*Set task*:
Make an exact copy of the lines below.

*Data supplied*:

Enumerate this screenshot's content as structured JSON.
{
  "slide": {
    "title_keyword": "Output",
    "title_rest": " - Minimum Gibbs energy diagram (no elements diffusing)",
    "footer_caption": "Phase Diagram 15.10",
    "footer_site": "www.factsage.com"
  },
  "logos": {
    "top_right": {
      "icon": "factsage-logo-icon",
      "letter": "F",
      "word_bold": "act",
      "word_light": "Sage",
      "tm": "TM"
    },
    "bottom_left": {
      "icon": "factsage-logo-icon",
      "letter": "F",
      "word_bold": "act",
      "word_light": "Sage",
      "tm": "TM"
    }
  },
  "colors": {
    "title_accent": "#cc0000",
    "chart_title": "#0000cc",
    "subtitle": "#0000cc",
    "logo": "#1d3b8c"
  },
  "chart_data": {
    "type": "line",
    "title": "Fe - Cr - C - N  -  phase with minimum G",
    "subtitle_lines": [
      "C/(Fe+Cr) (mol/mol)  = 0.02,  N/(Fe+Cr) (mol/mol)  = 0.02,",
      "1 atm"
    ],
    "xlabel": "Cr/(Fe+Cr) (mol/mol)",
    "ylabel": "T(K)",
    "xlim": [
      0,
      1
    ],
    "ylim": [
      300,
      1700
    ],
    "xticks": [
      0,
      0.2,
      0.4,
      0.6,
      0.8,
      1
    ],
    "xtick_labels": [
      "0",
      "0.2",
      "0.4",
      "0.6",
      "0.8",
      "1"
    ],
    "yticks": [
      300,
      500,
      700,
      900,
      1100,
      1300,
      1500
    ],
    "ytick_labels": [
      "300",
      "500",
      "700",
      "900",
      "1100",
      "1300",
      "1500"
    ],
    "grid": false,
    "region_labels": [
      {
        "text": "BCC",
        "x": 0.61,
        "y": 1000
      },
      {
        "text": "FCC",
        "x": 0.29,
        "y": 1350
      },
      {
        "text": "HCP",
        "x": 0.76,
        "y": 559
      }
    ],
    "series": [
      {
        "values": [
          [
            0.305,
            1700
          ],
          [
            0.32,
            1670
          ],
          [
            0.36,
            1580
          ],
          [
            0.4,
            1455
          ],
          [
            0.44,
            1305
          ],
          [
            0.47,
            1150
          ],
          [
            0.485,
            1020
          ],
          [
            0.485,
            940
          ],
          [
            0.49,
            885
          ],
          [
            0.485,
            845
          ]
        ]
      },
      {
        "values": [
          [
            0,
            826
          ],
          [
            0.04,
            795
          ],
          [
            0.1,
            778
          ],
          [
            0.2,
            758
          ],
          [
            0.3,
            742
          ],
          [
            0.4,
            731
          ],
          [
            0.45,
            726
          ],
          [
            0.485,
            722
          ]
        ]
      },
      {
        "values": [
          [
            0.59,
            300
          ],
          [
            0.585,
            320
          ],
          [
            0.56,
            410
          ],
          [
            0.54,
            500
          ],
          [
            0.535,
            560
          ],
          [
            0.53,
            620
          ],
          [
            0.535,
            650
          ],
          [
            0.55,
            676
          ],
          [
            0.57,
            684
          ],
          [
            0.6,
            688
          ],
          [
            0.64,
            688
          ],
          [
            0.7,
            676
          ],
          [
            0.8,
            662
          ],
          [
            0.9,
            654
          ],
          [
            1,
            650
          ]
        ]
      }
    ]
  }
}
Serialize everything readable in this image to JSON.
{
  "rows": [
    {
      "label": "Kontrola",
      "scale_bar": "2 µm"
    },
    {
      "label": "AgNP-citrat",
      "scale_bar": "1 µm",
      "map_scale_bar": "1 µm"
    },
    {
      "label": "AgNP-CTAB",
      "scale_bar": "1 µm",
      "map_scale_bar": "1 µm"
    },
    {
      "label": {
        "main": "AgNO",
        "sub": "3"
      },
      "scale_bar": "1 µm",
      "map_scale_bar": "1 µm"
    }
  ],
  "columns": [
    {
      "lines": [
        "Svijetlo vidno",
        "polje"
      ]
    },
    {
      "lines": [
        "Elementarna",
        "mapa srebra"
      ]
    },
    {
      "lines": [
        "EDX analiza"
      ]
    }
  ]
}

*Correct result*:
Enumerate this screenshot's content as structured JSON.
{
  "slide": {
    "title_keyword": "Output",
    "title_rest": " - Minimum Gibbs energy diagram (no elements diffusing)",
    "footer_caption": "Phase Diagram 15.10",
    "footer_site": "www.factsage.com"
  },
  "logos": {
    "top_right": {
      "icon": "factsage-logo-icon",
      "letter": "F",
      "word_bold": "act",
      "word_light": "Sage",
      "tm": "TM"
    },
    "bottom_left": {
      "icon": "factsage-logo-icon",
      "letter": "F",
      "word_bold": "act",
      "word_light": "Sage",
      "tm": "TM"
    }
  },
  "colors": {
    "title_accent": "#cc0000",
    "chart_title": "#0000cc",
    "subtitle": "#0000cc",
    "logo": "#1d3b8c"
  },
  "chart_data": {
    "type": "line",
    "title": "Fe - Cr - C - N  -  phase with minimum G",
    "subtitle_lines": [
      "C/(Fe+Cr) (mol/mol)  = 0.02,  N/(Fe+Cr) (mol/mol)  = 0.02,",
      "1 atm"
    ],
    "xlabel": "Cr/(Fe+Cr) (mol/mol)",
    "ylabel": "T(K)",
    "xlim": [
      0,
      1
    ],
    "ylim": [
      300,
      1700
    ],
    "xticks": [
      0,
      0.2,
      0.4,
      0.6,
      0.8,
      1
    ],
    "xtick_labels": [
      "0",
      "0.2",
      "0.4",
      "0.6",
      "0.8",
      "1"
    ],
    "yticks": [
      300,
      500,
      700,
      900,
      1100,
      1300,
      1500
    ],
    "ytick_labels": [
      "300",
      "500",
      "700",
      "900",
      "1100",
      "1300",
      "1500"
    ],
    "grid": false,
    "region_labels": [
      {
        "text": "BCC",
        "x": 0.61,
        "y": 1000
      },
      {
        "text": "FCC",
        "x": 0.29,
        "y": 1350
      },
      {
        "text": "HCP",
        "x": 0.76,
        "y": 559
      }
    ],
    "series": [
      {
        "values": [
          [
            0.305,
            1700
          ],
          [
            0.32,
            1670
          ],
          [
            0.36,
            1580
          ],
          [
            0.4,
            1455
          ],
          [
            0.44,
            1305
          ],
          [
            0.47,
            1150
          ],
          [
            0.485,
            1020
          ],
          [
            0.485,
            940
          ],
          [
            0.49,
            885
          ],
          [
            0.485,
            845
          ]
        ]
      },
      {
        "values": [
          [
            0,
            826
          ],
          [
            0.04,
            795
          ],
          [
            0.1,
            778
          ],
          [
            0.2,
            758
          ],
          [
            0.3,
            742
          ],
          [
            0.4,
            731
          ],
          [
            0.45,
            726
          ],
          [
            0.485,
            722
          ]
        ]
      },
      {
        "values": [
          [
            0.59,
            300
          ],
          [
            0.585,
            320
          ],
          [
            0.56,
            410
          ],
          [
            0.54,
            500
          ],
          [
            0.535,
            560
          ],
          [
            0.53,
            620
          ],
          [
            0.535,
            650
          ],
          [
            0.55,
            676
          ],
          [
            0.57,
            684
          ],
          [
            0.6,
            688
          ],
          [
            0.64,
            688
          ],
          [
            0.7,
            676
          ],
          [
            0.8,
            662
          ],
          [
            0.9,
            654
          ],
          [
            1,
            650
          ]
        ]
      }
    ]
  }
}
Serialize everything readable in this image to JSON.
{
  "rows": [
    {
      "label": "Kontrola",
      "scale_bar": "2 µm"
    },
    {
      "label": "AgNP-citrat",
      "scale_bar": "1 µm",
      "map_scale_bar": "1 µm"
    },
    {
      "label": "AgNP-CTAB",
      "scale_bar": "1 µm",
      "map_scale_bar": "1 µm"
    },
    {
      "label": {
        "main": "AgNO",
        "sub": "3"
      },
      "scale_bar": "1 µm",
      "map_scale_bar": "1 µm"
    }
  ],
  "columns": [
    {
      "lines": [
        "Svijetlo vidno",
        "polje"
      ]
    },
    {
      "lines": [
        "Elementarna",
        "mapa srebra"
      ]
    },
    {
      "lines": [
        "EDX analiza"
      ]
    }
  ]
}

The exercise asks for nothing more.